Copy out the lines that include the word "this".

(Data listing)
╭──

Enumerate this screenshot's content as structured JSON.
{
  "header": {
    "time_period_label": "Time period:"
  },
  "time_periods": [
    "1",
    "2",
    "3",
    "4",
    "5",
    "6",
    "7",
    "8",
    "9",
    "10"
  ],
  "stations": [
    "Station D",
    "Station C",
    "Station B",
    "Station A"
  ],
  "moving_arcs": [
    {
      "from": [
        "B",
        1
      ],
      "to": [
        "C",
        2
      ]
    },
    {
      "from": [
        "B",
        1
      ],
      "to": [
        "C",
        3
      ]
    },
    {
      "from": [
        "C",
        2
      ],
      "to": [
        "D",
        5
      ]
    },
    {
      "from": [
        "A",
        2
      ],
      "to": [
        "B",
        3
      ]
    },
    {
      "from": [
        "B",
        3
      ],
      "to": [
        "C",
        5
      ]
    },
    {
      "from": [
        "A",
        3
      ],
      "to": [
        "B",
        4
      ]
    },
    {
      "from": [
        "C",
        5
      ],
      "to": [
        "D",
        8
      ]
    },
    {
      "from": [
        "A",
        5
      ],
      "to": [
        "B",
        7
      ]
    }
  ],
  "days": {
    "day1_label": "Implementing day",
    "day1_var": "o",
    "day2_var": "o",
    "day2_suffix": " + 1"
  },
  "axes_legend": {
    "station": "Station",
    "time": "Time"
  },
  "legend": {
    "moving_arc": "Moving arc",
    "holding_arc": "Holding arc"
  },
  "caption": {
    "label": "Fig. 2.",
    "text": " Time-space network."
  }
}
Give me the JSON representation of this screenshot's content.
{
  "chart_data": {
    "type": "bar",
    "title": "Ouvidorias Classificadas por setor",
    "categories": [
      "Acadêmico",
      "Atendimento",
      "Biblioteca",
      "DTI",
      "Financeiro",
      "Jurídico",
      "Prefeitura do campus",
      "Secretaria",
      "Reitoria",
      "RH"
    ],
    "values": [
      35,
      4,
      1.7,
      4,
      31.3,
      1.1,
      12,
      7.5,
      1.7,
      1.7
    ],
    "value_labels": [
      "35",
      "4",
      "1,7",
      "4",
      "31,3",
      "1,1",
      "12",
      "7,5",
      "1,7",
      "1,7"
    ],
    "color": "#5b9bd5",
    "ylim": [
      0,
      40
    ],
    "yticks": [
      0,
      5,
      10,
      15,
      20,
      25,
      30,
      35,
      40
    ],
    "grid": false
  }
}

╰──

WRITTEN RESPONSE =>
Enumerate this screenshot's content as structured JSON.
Give me the JSON representation of this screenshot's content.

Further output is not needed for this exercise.